Stored items from a collection
·····

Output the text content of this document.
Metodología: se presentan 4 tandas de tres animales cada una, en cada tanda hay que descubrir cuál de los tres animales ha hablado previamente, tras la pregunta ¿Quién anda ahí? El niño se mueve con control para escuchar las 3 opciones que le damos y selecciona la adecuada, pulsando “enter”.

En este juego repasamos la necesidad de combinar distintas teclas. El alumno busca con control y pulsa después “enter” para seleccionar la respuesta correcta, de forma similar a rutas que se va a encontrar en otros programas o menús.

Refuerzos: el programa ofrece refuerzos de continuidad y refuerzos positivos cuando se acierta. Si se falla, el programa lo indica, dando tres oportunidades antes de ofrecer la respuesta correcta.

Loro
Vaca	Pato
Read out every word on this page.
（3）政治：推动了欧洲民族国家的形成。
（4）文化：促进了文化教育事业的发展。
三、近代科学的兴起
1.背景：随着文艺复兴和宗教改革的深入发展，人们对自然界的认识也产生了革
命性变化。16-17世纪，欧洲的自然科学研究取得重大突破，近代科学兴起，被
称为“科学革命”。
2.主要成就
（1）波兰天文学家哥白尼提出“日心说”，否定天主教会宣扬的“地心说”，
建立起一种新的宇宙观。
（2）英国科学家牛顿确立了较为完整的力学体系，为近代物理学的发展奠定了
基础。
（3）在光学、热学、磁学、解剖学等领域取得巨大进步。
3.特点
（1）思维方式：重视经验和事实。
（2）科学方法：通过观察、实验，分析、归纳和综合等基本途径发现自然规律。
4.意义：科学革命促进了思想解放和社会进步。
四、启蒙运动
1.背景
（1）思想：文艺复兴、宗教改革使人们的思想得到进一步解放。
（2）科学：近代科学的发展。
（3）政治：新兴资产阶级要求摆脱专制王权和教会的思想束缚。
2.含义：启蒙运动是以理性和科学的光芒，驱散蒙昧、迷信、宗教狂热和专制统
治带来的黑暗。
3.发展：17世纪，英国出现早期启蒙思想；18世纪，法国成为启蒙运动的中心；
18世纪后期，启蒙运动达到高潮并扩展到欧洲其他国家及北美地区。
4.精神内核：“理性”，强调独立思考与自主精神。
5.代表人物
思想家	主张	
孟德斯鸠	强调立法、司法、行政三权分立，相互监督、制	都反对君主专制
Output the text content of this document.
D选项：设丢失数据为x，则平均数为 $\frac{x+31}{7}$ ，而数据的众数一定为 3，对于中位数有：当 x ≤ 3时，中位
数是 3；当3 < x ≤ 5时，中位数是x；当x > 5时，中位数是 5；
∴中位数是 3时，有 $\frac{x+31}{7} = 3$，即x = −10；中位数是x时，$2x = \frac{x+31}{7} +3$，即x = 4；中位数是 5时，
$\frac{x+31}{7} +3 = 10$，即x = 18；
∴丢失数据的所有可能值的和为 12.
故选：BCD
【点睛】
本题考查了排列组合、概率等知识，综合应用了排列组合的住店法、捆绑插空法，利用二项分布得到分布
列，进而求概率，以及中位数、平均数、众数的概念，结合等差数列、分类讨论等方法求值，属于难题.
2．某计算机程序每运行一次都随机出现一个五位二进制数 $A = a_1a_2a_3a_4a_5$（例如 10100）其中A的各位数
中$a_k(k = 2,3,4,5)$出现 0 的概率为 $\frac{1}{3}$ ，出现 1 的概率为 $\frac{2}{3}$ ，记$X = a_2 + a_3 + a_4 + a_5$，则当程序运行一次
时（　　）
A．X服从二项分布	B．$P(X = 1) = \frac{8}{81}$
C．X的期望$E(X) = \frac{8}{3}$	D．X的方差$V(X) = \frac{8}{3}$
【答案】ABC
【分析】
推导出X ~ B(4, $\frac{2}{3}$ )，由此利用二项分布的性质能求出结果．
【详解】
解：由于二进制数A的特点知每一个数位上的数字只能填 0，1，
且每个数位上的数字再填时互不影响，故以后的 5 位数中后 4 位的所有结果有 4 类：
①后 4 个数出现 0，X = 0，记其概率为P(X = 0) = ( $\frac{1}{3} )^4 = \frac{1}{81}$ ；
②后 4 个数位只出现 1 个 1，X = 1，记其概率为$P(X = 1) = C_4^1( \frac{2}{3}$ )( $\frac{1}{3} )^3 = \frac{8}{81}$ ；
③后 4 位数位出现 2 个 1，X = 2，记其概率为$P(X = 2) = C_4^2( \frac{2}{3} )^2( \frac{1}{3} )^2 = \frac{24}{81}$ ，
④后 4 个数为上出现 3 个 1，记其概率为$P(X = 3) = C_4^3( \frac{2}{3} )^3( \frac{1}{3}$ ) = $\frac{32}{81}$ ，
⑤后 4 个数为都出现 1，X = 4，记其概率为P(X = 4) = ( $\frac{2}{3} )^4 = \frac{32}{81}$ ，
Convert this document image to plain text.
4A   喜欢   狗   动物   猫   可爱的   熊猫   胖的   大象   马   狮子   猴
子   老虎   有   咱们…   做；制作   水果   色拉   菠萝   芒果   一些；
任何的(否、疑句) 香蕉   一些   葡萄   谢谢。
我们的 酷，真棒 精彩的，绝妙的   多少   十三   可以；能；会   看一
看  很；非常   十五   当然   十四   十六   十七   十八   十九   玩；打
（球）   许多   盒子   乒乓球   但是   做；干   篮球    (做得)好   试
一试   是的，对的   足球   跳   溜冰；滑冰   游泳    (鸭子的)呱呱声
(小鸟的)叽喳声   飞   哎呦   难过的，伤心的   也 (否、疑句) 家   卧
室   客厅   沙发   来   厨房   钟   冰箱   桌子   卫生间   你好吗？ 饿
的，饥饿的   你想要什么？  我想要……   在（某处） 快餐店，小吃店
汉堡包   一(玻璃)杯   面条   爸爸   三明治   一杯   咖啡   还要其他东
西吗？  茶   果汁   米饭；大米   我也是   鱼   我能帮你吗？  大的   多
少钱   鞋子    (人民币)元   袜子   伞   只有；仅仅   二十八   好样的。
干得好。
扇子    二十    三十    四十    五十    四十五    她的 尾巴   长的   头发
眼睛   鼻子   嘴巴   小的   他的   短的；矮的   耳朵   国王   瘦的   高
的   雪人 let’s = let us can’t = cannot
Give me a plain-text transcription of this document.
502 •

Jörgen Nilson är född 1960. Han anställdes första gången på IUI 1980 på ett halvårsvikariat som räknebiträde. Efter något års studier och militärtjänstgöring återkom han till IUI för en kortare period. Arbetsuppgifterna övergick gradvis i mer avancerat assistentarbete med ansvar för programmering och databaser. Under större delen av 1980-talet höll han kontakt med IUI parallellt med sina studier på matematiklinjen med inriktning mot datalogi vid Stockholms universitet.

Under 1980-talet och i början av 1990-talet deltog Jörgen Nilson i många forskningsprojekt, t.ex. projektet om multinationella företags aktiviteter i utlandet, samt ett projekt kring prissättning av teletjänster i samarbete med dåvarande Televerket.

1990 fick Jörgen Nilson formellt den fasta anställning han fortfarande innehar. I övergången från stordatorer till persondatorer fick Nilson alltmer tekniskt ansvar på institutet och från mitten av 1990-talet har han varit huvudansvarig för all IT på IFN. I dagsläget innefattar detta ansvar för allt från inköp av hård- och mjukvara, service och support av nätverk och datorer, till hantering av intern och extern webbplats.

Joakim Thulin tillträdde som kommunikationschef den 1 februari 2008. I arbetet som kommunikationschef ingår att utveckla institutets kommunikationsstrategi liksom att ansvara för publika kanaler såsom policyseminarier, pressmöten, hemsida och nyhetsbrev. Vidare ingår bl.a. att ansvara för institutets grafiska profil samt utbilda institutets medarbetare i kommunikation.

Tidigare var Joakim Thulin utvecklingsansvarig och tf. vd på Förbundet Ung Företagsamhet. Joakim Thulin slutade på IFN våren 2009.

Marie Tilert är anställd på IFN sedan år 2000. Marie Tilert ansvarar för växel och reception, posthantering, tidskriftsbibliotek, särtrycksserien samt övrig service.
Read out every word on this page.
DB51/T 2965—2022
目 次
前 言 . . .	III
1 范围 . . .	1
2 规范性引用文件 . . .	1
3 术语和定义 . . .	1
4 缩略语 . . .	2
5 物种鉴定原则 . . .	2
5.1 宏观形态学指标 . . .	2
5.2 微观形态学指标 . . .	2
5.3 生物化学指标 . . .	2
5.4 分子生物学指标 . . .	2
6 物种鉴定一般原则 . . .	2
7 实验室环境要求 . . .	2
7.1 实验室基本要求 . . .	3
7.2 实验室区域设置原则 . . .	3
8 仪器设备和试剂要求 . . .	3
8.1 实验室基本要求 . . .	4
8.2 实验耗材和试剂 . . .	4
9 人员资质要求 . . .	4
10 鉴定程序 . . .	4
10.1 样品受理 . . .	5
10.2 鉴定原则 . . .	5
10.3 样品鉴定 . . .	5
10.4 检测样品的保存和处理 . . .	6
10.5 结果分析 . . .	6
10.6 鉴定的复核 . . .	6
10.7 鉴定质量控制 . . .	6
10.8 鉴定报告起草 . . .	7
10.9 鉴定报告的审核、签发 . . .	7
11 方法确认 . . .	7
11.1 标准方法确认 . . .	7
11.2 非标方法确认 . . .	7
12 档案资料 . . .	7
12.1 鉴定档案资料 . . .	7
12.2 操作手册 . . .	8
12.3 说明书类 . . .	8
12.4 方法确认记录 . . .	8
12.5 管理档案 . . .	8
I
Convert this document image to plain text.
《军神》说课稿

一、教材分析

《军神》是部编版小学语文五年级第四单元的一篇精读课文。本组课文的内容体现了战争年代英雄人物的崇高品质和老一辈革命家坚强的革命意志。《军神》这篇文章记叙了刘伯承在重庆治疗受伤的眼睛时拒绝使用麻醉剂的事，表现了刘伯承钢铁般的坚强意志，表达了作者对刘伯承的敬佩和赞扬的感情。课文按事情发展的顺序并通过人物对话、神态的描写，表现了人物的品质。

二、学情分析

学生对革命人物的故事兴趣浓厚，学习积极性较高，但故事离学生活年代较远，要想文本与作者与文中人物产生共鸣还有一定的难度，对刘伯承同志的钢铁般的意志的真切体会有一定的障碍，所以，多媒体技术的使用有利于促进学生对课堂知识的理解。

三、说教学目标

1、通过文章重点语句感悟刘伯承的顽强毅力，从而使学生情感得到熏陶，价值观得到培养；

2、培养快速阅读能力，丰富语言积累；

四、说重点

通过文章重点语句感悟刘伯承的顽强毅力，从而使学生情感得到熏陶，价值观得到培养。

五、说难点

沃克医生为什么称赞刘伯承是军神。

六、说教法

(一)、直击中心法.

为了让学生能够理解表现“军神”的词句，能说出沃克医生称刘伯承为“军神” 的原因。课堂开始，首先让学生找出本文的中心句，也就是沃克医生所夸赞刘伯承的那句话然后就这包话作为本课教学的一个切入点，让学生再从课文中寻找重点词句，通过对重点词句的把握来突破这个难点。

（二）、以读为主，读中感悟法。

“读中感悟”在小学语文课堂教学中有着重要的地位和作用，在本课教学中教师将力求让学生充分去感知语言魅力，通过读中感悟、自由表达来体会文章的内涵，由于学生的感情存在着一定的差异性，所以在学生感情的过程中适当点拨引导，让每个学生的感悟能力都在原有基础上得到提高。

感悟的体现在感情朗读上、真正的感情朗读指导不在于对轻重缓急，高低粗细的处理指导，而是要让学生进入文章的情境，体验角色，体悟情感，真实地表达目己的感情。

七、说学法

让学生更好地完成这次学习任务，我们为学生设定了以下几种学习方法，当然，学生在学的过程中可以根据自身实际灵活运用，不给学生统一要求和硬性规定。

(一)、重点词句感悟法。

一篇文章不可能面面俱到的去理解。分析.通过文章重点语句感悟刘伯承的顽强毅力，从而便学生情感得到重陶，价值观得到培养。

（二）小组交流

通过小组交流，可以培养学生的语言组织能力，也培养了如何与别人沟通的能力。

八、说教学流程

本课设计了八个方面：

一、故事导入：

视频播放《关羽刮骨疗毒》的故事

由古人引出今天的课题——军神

·····

* EXERCISE AIM
Determine the number of lines in the data that contain "中位数是" as a word or string, and state only that number.

* REPLY
2